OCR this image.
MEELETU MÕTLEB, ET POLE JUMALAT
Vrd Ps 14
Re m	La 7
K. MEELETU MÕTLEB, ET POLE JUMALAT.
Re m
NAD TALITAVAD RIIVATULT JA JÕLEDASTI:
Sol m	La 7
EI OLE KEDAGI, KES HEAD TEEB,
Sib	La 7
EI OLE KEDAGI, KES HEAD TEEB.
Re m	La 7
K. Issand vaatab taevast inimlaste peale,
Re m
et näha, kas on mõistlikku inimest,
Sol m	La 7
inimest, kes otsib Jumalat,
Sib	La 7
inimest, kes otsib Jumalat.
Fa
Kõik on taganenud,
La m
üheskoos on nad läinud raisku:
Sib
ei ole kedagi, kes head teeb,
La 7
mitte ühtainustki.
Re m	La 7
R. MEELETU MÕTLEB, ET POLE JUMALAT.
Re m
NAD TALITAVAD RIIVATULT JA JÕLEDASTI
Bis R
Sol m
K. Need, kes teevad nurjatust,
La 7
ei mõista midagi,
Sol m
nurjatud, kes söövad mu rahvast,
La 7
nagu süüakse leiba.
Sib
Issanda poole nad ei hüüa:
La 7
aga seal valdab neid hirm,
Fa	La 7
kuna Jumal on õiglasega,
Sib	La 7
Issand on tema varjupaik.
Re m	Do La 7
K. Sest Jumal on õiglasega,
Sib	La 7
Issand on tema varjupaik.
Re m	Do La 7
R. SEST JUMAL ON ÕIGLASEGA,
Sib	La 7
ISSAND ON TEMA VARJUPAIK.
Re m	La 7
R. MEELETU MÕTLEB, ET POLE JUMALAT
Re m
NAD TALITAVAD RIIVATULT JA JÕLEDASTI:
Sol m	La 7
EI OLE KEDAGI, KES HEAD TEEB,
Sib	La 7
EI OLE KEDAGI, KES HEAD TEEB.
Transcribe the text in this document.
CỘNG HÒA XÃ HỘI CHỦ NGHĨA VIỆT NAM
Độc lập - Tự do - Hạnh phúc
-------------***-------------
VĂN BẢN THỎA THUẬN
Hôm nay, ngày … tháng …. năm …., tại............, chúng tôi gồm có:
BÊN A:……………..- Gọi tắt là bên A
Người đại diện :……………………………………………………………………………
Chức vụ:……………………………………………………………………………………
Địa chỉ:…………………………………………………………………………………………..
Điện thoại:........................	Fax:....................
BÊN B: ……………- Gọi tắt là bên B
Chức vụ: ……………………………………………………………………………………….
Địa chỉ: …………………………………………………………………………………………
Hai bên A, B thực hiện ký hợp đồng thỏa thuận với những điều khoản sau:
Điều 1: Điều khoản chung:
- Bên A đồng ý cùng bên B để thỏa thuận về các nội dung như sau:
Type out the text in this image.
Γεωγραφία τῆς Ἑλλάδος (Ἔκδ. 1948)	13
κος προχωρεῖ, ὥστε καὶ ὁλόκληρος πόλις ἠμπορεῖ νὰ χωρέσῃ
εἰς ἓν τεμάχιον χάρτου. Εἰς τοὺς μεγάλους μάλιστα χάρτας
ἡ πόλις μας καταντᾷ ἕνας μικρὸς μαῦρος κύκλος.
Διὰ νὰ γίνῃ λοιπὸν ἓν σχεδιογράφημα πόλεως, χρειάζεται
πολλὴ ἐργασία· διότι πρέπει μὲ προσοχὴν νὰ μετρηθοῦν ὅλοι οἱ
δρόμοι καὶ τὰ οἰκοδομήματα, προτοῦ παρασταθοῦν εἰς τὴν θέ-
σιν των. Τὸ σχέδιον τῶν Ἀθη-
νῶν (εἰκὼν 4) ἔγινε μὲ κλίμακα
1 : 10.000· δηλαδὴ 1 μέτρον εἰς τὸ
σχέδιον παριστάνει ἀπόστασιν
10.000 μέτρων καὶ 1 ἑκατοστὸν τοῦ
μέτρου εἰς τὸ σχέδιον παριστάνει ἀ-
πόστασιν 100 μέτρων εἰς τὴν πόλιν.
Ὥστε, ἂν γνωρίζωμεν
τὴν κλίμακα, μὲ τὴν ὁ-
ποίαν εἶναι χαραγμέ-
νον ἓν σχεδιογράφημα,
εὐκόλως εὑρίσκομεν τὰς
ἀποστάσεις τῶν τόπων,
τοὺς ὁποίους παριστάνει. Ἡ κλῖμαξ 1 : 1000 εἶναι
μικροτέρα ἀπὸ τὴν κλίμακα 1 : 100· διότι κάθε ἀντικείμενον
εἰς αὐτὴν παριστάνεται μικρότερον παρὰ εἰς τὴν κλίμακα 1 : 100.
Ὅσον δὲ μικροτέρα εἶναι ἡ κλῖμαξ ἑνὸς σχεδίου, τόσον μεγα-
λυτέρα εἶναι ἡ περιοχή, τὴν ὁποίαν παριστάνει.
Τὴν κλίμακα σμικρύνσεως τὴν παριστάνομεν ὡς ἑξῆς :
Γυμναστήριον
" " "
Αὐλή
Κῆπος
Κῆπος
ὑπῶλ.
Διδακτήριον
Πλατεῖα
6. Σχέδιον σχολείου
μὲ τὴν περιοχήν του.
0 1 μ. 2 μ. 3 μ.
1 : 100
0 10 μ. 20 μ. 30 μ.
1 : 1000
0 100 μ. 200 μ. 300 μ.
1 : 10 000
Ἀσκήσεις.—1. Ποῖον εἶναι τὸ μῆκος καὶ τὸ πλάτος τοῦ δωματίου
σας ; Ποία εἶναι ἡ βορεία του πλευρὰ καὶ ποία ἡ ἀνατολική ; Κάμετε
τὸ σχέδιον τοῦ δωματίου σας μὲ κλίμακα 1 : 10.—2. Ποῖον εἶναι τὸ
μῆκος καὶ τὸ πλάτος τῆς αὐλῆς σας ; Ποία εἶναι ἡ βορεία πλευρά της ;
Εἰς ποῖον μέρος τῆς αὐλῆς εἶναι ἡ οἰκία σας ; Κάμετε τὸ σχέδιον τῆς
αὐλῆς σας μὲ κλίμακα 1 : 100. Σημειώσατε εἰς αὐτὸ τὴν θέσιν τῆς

========

Quote the listing in full, please, keeping every line exact.

**Worked solution:**
OCR this image.
MEELETU MÕTLEB, ET POLE JUMALAT
Vrd Ps 14
Re m	La 7
K. MEELETU MÕTLEB, ET POLE JUMALAT.
Re m
NAD TALITAVAD RIIVATULT JA JÕLEDASTI:
Sol m	La 7
EI OLE KEDAGI, KES HEAD TEEB,
Sib	La 7
EI OLE KEDAGI, KES HEAD TEEB.
Re m	La 7
K. Issand vaatab taevast inimlaste peale,
Re m
et näha, kas on mõistlikku inimest,
Sol m	La 7
inimest, kes otsib Jumalat,
Sib	La 7
inimest, kes otsib Jumalat.
Fa
Kõik on taganenud,
La m
üheskoos on nad läinud raisku:
Sib
ei ole kedagi, kes head teeb,
La 7
mitte ühtainustki.
Re m	La 7
R. MEELETU MÕTLEB, ET POLE JUMALAT.
Re m
NAD TALITAVAD RIIVATULT JA JÕLEDASTI
Bis R
Sol m
K. Need, kes teevad nurjatust,
La 7
ei mõista midagi,
Sol m
nurjatud, kes söövad mu rahvast,
La 7
nagu süüakse leiba.
Sib
Issanda poole nad ei hüüa:
La 7
aga seal valdab neid hirm,
Fa	La 7
kuna Jumal on õiglasega,
Sib	La 7
Issand on tema varjupaik.
Re m	Do La 7
K. Sest Jumal on õiglasega,
Sib	La 7
Issand on tema varjupaik.
Re m	Do La 7
R. SEST JUMAL ON ÕIGLASEGA,
Sib	La 7
ISSAND ON TEMA VARJUPAIK.
Re m	La 7
R. MEELETU MÕTLEB, ET POLE JUMALAT
Re m
NAD TALITAVAD RIIVATULT JA JÕLEDASTI:
Sol m	La 7
EI OLE KEDAGI, KES HEAD TEEB,
Sib	La 7
EI OLE KEDAGI, KES HEAD TEEB.
Transcribe the text in this document.
CỘNG HÒA XÃ HỘI CHỦ NGHĨA VIỆT NAM
Độc lập - Tự do - Hạnh phúc
-------------***-------------
VĂN BẢN THỎA THUẬN
Hôm nay, ngày … tháng …. năm …., tại............, chúng tôi gồm có:
BÊN A:……………..- Gọi tắt là bên A
Người đại diện :……………………………………………………………………………
Chức vụ:……………………………………………………………………………………
Địa chỉ:…………………………………………………………………………………………..
Điện thoại:........................	Fax:....................
BÊN B: ……………- Gọi tắt là bên B
Chức vụ: ……………………………………………………………………………………….
Địa chỉ: …………………………………………………………………………………………
Hai bên A, B thực hiện ký hợp đồng thỏa thuận với những điều khoản sau:
Điều 1: Điều khoản chung:
- Bên A đồng ý cùng bên B để thỏa thuận về các nội dung như sau:
Type out the text in this image.
Γεωγραφία τῆς Ἑλλάδος (Ἔκδ. 1948)	13
κος προχωρεῖ, ὥστε καὶ ὁλόκληρος πόλις ἠμπορεῖ νὰ χωρέσῃ
εἰς ἓν τεμάχιον χάρτου. Εἰς τοὺς μεγάλους μάλιστα χάρτας
ἡ πόλις μας καταντᾷ ἕνας μικρὸς μαῦρος κύκλος.
Διὰ νὰ γίνῃ λοιπὸν ἓν σχεδιογράφημα πόλεως, χρειάζεται
πολλὴ ἐργασία· διότι πρέπει μὲ προσοχὴν νὰ μετρηθοῦν ὅλοι οἱ
δρόμοι καὶ τὰ οἰκοδομήματα, προτοῦ παρασταθοῦν εἰς τὴν θέ-
σιν των. Τὸ σχέδιον τῶν Ἀθη-
νῶν (εἰκὼν 4) ἔγινε μὲ κλίμακα
1 : 10.000· δηλαδὴ 1 μέτρον εἰς τὸ
σχέδιον παριστάνει ἀπόστασιν
10.000 μέτρων καὶ 1 ἑκατοστὸν τοῦ
μέτρου εἰς τὸ σχέδιον παριστάνει ἀ-
πόστασιν 100 μέτρων εἰς τὴν πόλιν.
Ὥστε, ἂν γνωρίζωμεν
τὴν κλίμακα, μὲ τὴν ὁ-
ποίαν εἶναι χαραγμέ-
νον ἓν σχεδιογράφημα,
εὐκόλως εὑρίσκομεν τὰς
ἀποστάσεις τῶν τόπων,
τοὺς ὁποίους παριστάνει. Ἡ κλῖμαξ 1 : 1000 εἶναι
μικροτέρα ἀπὸ τὴν κλίμακα 1 : 100· διότι κάθε ἀντικείμενον
εἰς αὐτὴν παριστάνεται μικρότερον παρὰ εἰς τὴν κλίμακα 1 : 100.
Ὅσον δὲ μικροτέρα εἶναι ἡ κλῖμαξ ἑνὸς σχεδίου, τόσον μεγα-
λυτέρα εἶναι ἡ περιοχή, τὴν ὁποίαν παριστάνει.
Τὴν κλίμακα σμικρύνσεως τὴν παριστάνομεν ὡς ἑξῆς :
Γυμναστήριον
" " "
Αὐλή
Κῆπος
Κῆπος
ὑπῶλ.
Διδακτήριον
Πλατεῖα
6. Σχέδιον σχολείου
μὲ τὴν περιοχήν του.
0 1 μ. 2 μ. 3 μ.
1 : 100
0 10 μ. 20 μ. 30 μ.
1 : 1000
0 100 μ. 200 μ. 300 μ.
1 : 10 000
Ἀσκήσεις.—1. Ποῖον εἶναι τὸ μῆκος καὶ τὸ πλάτος τοῦ δωματίου
σας ; Ποία εἶναι ἡ βορεία του πλευρὰ καὶ ποία ἡ ἀνατολική ; Κάμετε
τὸ σχέδιον τοῦ δωματίου σας μὲ κλίμακα 1 : 10.—2. Ποῖον εἶναι τὸ
μῆκος καὶ τὸ πλάτος τῆς αὐλῆς σας ; Ποία εἶναι ἡ βορεία πλευρά της ;
Εἰς ποῖον μέρος τῆς αὐλῆς εἶναι ἡ οἰκία σας ; Κάμετε τὸ σχέδιον τῆς
αὐλῆς σας μὲ κλίμακα 1 : 100. Σημειώσατε εἰς αὐτὸ τὴν θέσιν τῆς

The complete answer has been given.